(Dataset entries)
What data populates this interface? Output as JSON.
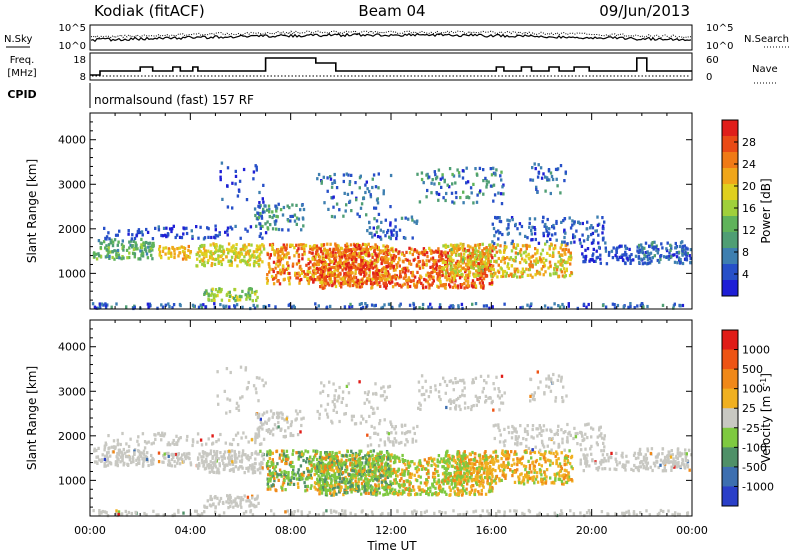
{
  "header": {
    "station": "Kodiak (fitACF)",
    "beam": "Beam 04",
    "date": "09/Jun/2013"
  },
  "panels": {
    "nsky": {
      "label": "N.Sky",
      "ticks": [
        "10^5",
        "10^0"
      ],
      "right_label": "N.Search",
      "right_ticks": [
        "10^5",
        "10^0"
      ]
    },
    "freq": {
      "label_line1": "Freq.",
      "label_line2": "[MHz]",
      "ticks": [
        "18",
        "8"
      ],
      "right_label": "Nave",
      "right_ticks": [
        "60",
        "0"
      ]
    },
    "cpid": {
      "label": "CPID",
      "mode": "normalsound (fast) 157 RF"
    }
  },
  "chart_data": [
    {
      "type": "heatmap",
      "name": "power",
      "ylabel": "Slant Range [km]",
      "xlabel": "",
      "ylim": [
        200,
        4600
      ],
      "xlim": [
        "00:00",
        "24:00"
      ],
      "yticks": [
        "1000",
        "2000",
        "3000",
        "4000"
      ],
      "xticks": [
        "00:00",
        "04:00",
        "08:00",
        "12:00",
        "16:00",
        "20:00",
        "00:00"
      ],
      "colorbar": {
        "label": "Power [dB]",
        "ticks": [
          "28",
          "24",
          "20",
          "16",
          "12",
          "8",
          "4"
        ],
        "colors": [
          "#1f1fd6",
          "#2750c8",
          "#3e7fb0",
          "#4f9e74",
          "#5fb35a",
          "#9fd03a",
          "#e0d01e",
          "#f0a61a",
          "#f07a16",
          "#ea4a16",
          "#e01e1a"
        ]
      }
    },
    {
      "type": "heatmap",
      "name": "velocity",
      "ylabel": "Slant Range [km]",
      "xlabel": "Time UT",
      "ylim": [
        200,
        4600
      ],
      "xlim": [
        "00:00",
        "24:00"
      ],
      "yticks": [
        "1000",
        "2000",
        "3000",
        "4000"
      ],
      "xticks": [
        "00:00",
        "04:00",
        "08:00",
        "12:00",
        "16:00",
        "20:00",
        "00:00"
      ],
      "colorbar": {
        "label": "Velocity [m s",
        "label_sup": "-1",
        "label_end": "]",
        "ticks": [
          "1000",
          "500",
          "100",
          "25",
          "-25",
          "-100",
          "-500",
          "-1000"
        ],
        "colors": [
          "#2a3fc8",
          "#3d6fb0",
          "#4f9068",
          "#7ec940",
          "#c8c8c2",
          "#f0b020",
          "#f08818",
          "#ee5414",
          "#e01c18"
        ]
      }
    }
  ]
}
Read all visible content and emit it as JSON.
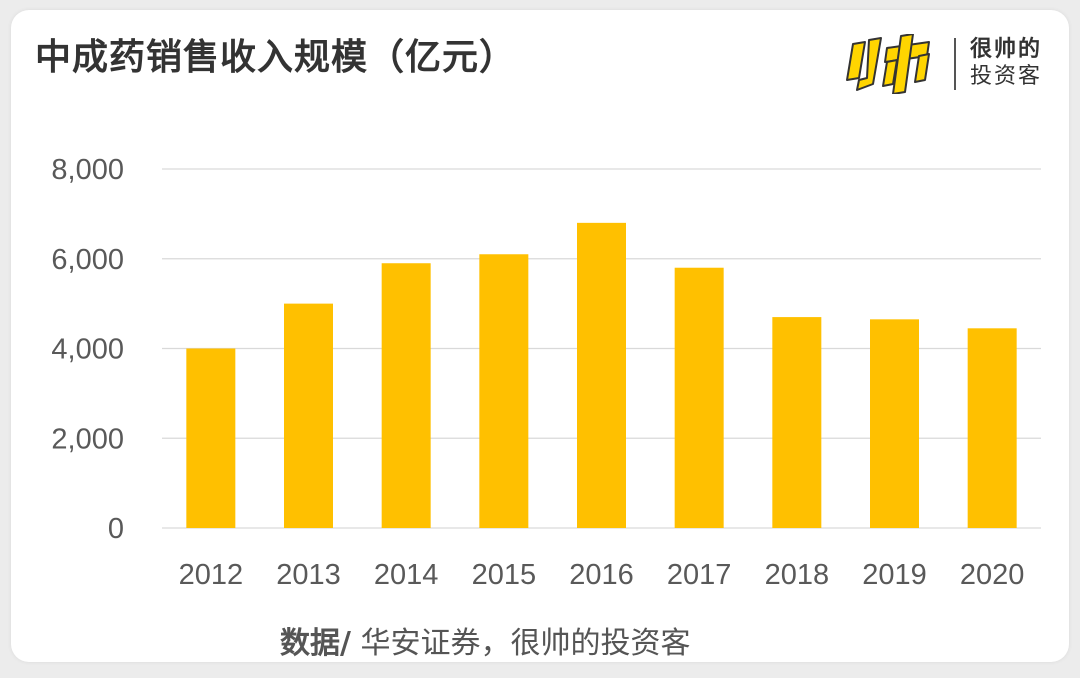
{
  "colors": {
    "bar": "#FFC000",
    "grid": "#D9D9D9",
    "axis_text": "#595959",
    "title": "#333333",
    "logo_yellow": "#FFD500"
  },
  "logo": {
    "name_line1": "很帅的",
    "name_line2": "投资客",
    "mark_icon": "shuai-brand-mark-icon"
  },
  "chart_data": {
    "type": "bar",
    "title": "中成药销售收入规模（亿元）",
    "xlabel": "",
    "ylabel": "",
    "categories": [
      "2012",
      "2013",
      "2014",
      "2015",
      "2016",
      "2017",
      "2018",
      "2019",
      "2020"
    ],
    "values": [
      4000,
      5000,
      5900,
      6100,
      6800,
      5800,
      4700,
      4650,
      4450
    ],
    "ylim": [
      0,
      8000
    ],
    "yticks": [
      0,
      2000,
      4000,
      6000,
      8000
    ],
    "ytick_labels": [
      "0",
      "2,000",
      "4,000",
      "6,000",
      "8,000"
    ],
    "grid": true,
    "legend": "none"
  },
  "source": {
    "label": "数据/",
    "text": " 华安证券，很帅的投资客"
  }
}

- _What needs to be done_:
Among the lines above, count those containing the word "JSON" and give nothing but the result.

- _The response_:
2